Go over the listing below line by line and tally those containing "service". Give only the tally.

— BEGIN RECORDS —

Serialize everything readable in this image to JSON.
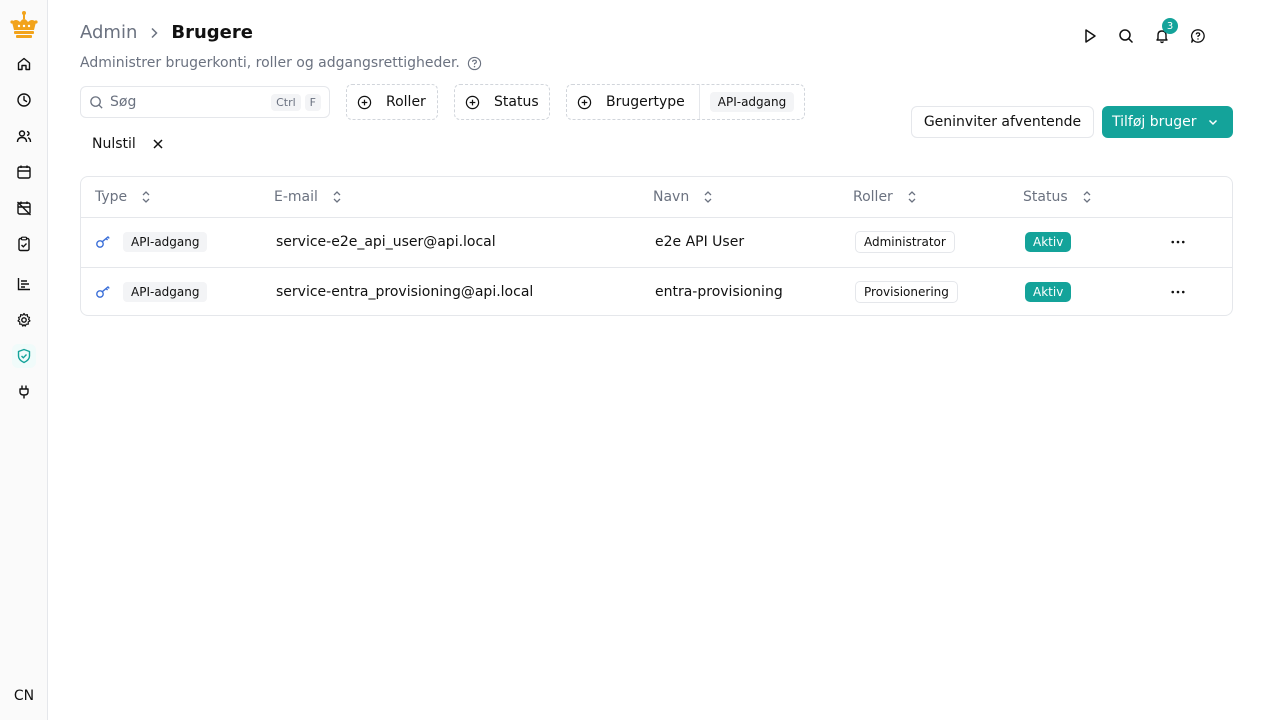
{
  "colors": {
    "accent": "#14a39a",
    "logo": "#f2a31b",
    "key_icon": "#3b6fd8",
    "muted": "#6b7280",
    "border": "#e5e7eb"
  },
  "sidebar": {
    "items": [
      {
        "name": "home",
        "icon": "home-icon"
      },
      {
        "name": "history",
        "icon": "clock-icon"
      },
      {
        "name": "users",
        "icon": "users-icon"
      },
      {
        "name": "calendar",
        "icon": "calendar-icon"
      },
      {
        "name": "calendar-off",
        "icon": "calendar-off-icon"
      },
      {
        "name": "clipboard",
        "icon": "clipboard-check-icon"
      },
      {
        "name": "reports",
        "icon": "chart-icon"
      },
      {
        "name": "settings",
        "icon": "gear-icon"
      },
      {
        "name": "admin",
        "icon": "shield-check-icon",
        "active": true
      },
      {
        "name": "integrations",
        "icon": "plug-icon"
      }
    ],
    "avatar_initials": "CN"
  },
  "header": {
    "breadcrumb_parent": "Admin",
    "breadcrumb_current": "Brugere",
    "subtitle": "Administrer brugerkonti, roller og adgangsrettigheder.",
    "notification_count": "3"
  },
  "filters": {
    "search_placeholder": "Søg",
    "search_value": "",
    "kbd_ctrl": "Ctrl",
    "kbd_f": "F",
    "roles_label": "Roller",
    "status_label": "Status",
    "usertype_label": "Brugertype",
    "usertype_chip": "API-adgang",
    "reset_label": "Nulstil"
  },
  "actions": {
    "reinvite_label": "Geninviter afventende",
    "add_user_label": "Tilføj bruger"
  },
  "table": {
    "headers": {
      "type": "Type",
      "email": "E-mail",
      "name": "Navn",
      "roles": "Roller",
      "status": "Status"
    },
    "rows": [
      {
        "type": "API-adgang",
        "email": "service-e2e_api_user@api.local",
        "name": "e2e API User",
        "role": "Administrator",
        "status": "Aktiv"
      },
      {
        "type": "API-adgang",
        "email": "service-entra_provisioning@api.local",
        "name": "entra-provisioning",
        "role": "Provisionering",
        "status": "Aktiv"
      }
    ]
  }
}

— END RECORDS —
— BEGIN RECORDS —

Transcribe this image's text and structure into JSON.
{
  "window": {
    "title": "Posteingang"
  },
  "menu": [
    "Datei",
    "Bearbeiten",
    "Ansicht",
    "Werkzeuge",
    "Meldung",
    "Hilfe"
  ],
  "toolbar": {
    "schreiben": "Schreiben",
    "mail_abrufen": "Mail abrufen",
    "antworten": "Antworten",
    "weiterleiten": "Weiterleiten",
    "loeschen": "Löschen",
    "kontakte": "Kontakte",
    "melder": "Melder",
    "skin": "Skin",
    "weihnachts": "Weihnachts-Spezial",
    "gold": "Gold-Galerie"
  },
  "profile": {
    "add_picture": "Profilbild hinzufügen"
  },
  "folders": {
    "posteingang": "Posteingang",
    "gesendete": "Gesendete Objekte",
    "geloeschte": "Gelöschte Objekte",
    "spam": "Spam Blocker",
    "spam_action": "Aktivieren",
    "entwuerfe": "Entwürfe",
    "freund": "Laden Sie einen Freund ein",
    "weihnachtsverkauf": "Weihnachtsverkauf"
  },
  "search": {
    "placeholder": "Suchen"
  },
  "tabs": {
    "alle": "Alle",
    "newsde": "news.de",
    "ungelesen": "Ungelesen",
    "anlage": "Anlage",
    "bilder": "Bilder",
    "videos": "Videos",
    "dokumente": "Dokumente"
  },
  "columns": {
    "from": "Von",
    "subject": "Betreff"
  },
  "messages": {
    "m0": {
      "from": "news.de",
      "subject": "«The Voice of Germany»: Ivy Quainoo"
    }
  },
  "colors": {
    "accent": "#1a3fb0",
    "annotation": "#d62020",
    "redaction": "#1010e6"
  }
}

— END RECORDS —

*ANSWER FOR THIS EXERCISE:*
2